WHAT THE TASK REQUIRES →
Without changing a character, return the entries, but not the images they hold.

LISTED ENTRIES →

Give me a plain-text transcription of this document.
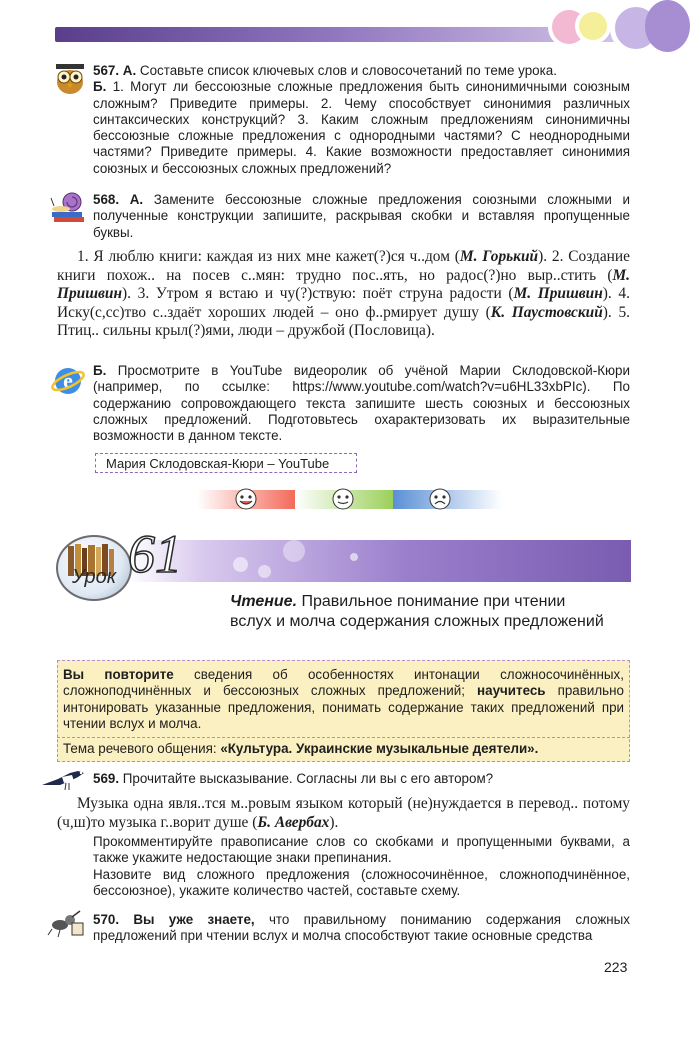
567. А. Составьте список ключевых слов и словосочетаний по теме урока.
Б. 1. Могут ли бессоюзные сложные предложения быть синонимичными союзным сложным? Приведите примеры. 2. Чему способствует синонимия различных синтаксических конструкций? 3. Каким сложным предложениям синонимичны бессоюзные сложные предложения с однородными частями? С неоднородными частями? Приведите примеры. 4. Какие возможности предоставляет синонимия союзных и бессоюзных сложных предложений?
568. А. Замените бессоюзные сложные предложения союзными сложными и полученные конструкции запишите, раскрывая скобки и вставляя пропущенные буквы.
1. Я люблю книги: каждая из них мне кажет(?)ся ч..дом (М. Горький). 2. Создание книги похож.. на посев с..мян: трудно пос..ять, но радос(?)но выр..стить (М. Пришвин). 3. Утром я встаю и чу(?)ствую: поёт струна радости (М. Пришвин). 4. Иску(с,сс)тво с..здаёт хороших людей – оно ф..рмирует душу (К. Паустовский). 5. Птиц.. сильны крыл(?)ями, люди – дружбой (Пословица).
e Б. Просмотрите в YouTube видеоролик об учёной Марии Склодовской-Кюри (например, по ссылке: https://www.youtube.com/watch?v=u6HL33xbPIc). По содержанию сопровождающего текста запишите шесть союзных и бессоюзных сложных предложений. Подготовьтесь охарактеризовать их выразительные возможности в данном тексте.
Мария Склодовская-Кюри – YouTube
Урок 61
Чтение. Правильное понимание при чтении вслух и молча содержания сложных предложений
Вы повторите сведения об особенностях интонации сложносочинённых, сложноподчинённых и бессоюзных сложных предложений; научитесь правильно интонировать указанные предложения, понимать содержание таких предложений при чтении вслух и молча.
Тема речевого общения: «Культура. Украинские музыкальные деятели».
569. Прочитайте высказывание. Согласны ли вы с его автором?
Музыка одна явля..тся м..ровым языком который (не)нуждается в перевод.. потому (ч,ш)то музыка г..ворит душе (Б. Авербах).
Прокомментируйте правописание слов со скобками и пропущенными буквами, а также укажите недостающие знаки препинания.
Назовите вид сложного предложения (сложносочинённое, сложноподчинённое, бессоюзное), укажите количество частей, составьте схему.
570. Вы уже знаете, что правильному пониманию содержания сложных предложений при чтении вслух и молча способствуют такие основные средства
223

SOLUTION TO THIS EXERCISE →
Give me a plain-text transcription of this document.
567. А. Составьте список ключевых слов и словосочетаний по теме урока.
Б. 1. Могут ли бессоюзные сложные предложения быть синонимичными союзным сложным? Приведите примеры. 2. Чему способствует синонимия различных синтаксических конструкций? 3. Каким сложным предложениям синонимичны бессоюзные сложные предложения с однородными частями? С неоднородными частями? Приведите примеры. 4. Какие возможности предоставляет синонимия союзных и бессоюзных сложных предложений?
568. А. Замените бессоюзные сложные предложения союзными сложными и полученные конструкции запишите, раскрывая скобки и вставляя пропущенные буквы.
1. Я люблю книги: каждая из них мне кажет(?)ся ч..дом (М. Горький). 2. Создание книги похож.. на посев с..мян: трудно пос..ять, но радос(?)но выр..стить (М. Пришвин). 3. Утром я встаю и чу(?)ствую: поёт струна радости (М. Пришвин). 4. Иску(с,сс)тво с..здаёт хороших людей – оно ф..рмирует душу (К. Паустовский). 5. Птиц.. сильны крыл(?)ями, люди – дружбой (Пословица).
e Б. Просмотрите в YouTube видеоролик об учёной Марии Склодовской-Кюри (например, по ссылке: https://www.youtube.com/watch?v=u6HL33xbPIc). По содержанию сопровождающего текста запишите шесть союзных и бессоюзных сложных предложений. Подготовьтесь охарактеризовать их выразительные возможности в данном тексте.
Мария Склодовская-Кюри – YouTube
Урок 61
Чтение. Правильное понимание при чтении вслух и молча содержания сложных предложений
Вы повторите сведения об особенностях интонации сложносочинённых, сложноподчинённых и бессоюзных сложных предложений; научитесь правильно интонировать указанные предложения, понимать содержание таких предложений при чтении вслух и молча.
Тема речевого общения: «Культура. Украинские музыкальные деятели».
569. Прочитайте высказывание. Согласны ли вы с его автором?
Музыка одна явля..тся м..ровым языком который (не)нуждается в перевод.. потому (ч,ш)то музыка г..ворит душе (Б. Авербах).
Прокомментируйте правописание слов со скобками и пропущенными буквами, а также укажите недостающие знаки препинания.
Назовите вид сложного предложения (сложносочинённое, сложноподчинённое, бессоюзное), укажите количество частей, составьте схему.
570. Вы уже знаете, что правильному пониманию содержания сложных предложений при чтении вслух и молча способствуют такие основные средства
223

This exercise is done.